> TASK PROMPT
Do not include the pictures; repeat the rest of the data exactly.

Dataset excerpt
------

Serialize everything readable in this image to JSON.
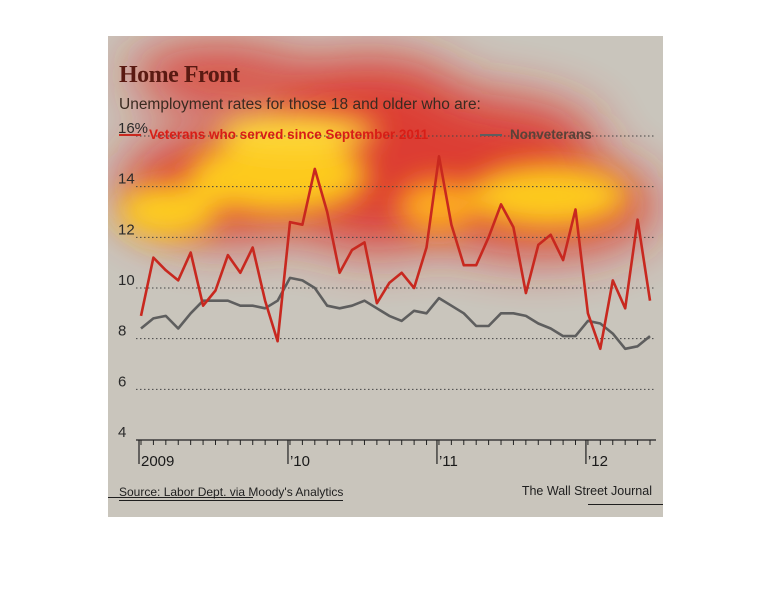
{
  "header": {
    "title": "Home Front",
    "subtitle": "Unemployment rates for those 18 and older who are:"
  },
  "legend": {
    "veterans": "Veterans who served since September 2011",
    "nonveterans": "Nonveterans"
  },
  "footer": {
    "source": "Source: Labor Dept. via Moody's Analytics",
    "credit": "The Wall Street Journal"
  },
  "colors": {
    "veterans": "#c8281f",
    "nonveterans": "#5e5e5e",
    "background": "#c9c5bc"
  },
  "chart_data": {
    "type": "line",
    "title": "Home Front",
    "subtitle": "Unemployment rates for those 18 and older who are:",
    "ylabel": "",
    "ylim": [
      4,
      16
    ],
    "y_ticks": [
      4,
      6,
      8,
      10,
      12,
      14,
      16
    ],
    "y_tick_labels": [
      "4",
      "6",
      "8",
      "10",
      "12",
      "14",
      "16%"
    ],
    "x_ticks": [
      {
        "month_index": 0,
        "label": "2009"
      },
      {
        "month_index": 12,
        "label": "’10"
      },
      {
        "month_index": 24,
        "label": "’11"
      },
      {
        "month_index": 36,
        "label": "’12"
      }
    ],
    "x_range": [
      "2009-01",
      "2012-05"
    ],
    "grid": "horizontal dotted",
    "legend_position": "top",
    "series": [
      {
        "name": "Veterans who served since September 2011",
        "color": "#c8281f",
        "values": [
          8.9,
          11.2,
          10.7,
          10.3,
          11.4,
          9.3,
          9.9,
          11.3,
          10.6,
          11.6,
          9.5,
          7.9,
          12.6,
          12.5,
          14.7,
          13.0,
          10.6,
          11.5,
          11.8,
          9.4,
          10.2,
          10.6,
          10.0,
          11.6,
          15.2,
          12.5,
          10.9,
          10.9,
          12.0,
          13.3,
          12.4,
          9.8,
          11.7,
          12.1,
          11.1,
          13.1,
          9.0,
          7.6,
          10.3,
          9.2,
          12.7,
          9.5
        ]
      },
      {
        "name": "Nonveterans",
        "color": "#5e5e5e",
        "values": [
          8.4,
          8.8,
          8.9,
          8.4,
          9.0,
          9.5,
          9.5,
          9.5,
          9.3,
          9.3,
          9.2,
          9.5,
          10.4,
          10.3,
          10.0,
          9.3,
          9.2,
          9.3,
          9.5,
          9.2,
          8.9,
          8.7,
          9.1,
          9.0,
          9.6,
          9.3,
          9.0,
          8.5,
          8.5,
          9.0,
          9.0,
          8.9,
          8.6,
          8.4,
          8.1,
          8.1,
          8.7,
          8.6,
          8.2,
          7.6,
          7.7,
          8.1
        ]
      }
    ]
  }
}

------

> ANSWER IN FULL
Serialize everything readable in this image to JSON.
{
  "header": {
    "title": "Home Front",
    "subtitle": "Unemployment rates for those 18 and older who are:"
  },
  "legend": {
    "veterans": "Veterans who served since September 2011",
    "nonveterans": "Nonveterans"
  },
  "footer": {
    "source": "Source: Labor Dept. via Moody's Analytics",
    "credit": "The Wall Street Journal"
  },
  "colors": {
    "veterans": "#c8281f",
    "nonveterans": "#5e5e5e",
    "background": "#c9c5bc"
  },
  "chart_data": {
    "type": "line",
    "title": "Home Front",
    "subtitle": "Unemployment rates for those 18 and older who are:",
    "ylabel": "",
    "ylim": [
      4,
      16
    ],
    "y_ticks": [
      4,
      6,
      8,
      10,
      12,
      14,
      16
    ],
    "y_tick_labels": [
      "4",
      "6",
      "8",
      "10",
      "12",
      "14",
      "16%"
    ],
    "x_ticks": [
      {
        "month_index": 0,
        "label": "2009"
      },
      {
        "month_index": 12,
        "label": "’10"
      },
      {
        "month_index": 24,
        "label": "’11"
      },
      {
        "month_index": 36,
        "label": "’12"
      }
    ],
    "x_range": [
      "2009-01",
      "2012-05"
    ],
    "grid": "horizontal dotted",
    "legend_position": "top",
    "series": [
      {
        "name": "Veterans who served since September 2011",
        "color": "#c8281f",
        "values": [
          8.9,
          11.2,
          10.7,
          10.3,
          11.4,
          9.3,
          9.9,
          11.3,
          10.6,
          11.6,
          9.5,
          7.9,
          12.6,
          12.5,
          14.7,
          13.0,
          10.6,
          11.5,
          11.8,
          9.4,
          10.2,
          10.6,
          10.0,
          11.6,
          15.2,
          12.5,
          10.9,
          10.9,
          12.0,
          13.3,
          12.4,
          9.8,
          11.7,
          12.1,
          11.1,
          13.1,
          9.0,
          7.6,
          10.3,
          9.2,
          12.7,
          9.5
        ]
      },
      {
        "name": "Nonveterans",
        "color": "#5e5e5e",
        "values": [
          8.4,
          8.8,
          8.9,
          8.4,
          9.0,
          9.5,
          9.5,
          9.5,
          9.3,
          9.3,
          9.2,
          9.5,
          10.4,
          10.3,
          10.0,
          9.3,
          9.2,
          9.3,
          9.5,
          9.2,
          8.9,
          8.7,
          9.1,
          9.0,
          9.6,
          9.3,
          9.0,
          8.5,
          8.5,
          9.0,
          9.0,
          8.9,
          8.6,
          8.4,
          8.1,
          8.1,
          8.7,
          8.6,
          8.2,
          7.6,
          7.7,
          8.1
        ]
      }
    ]
  }
}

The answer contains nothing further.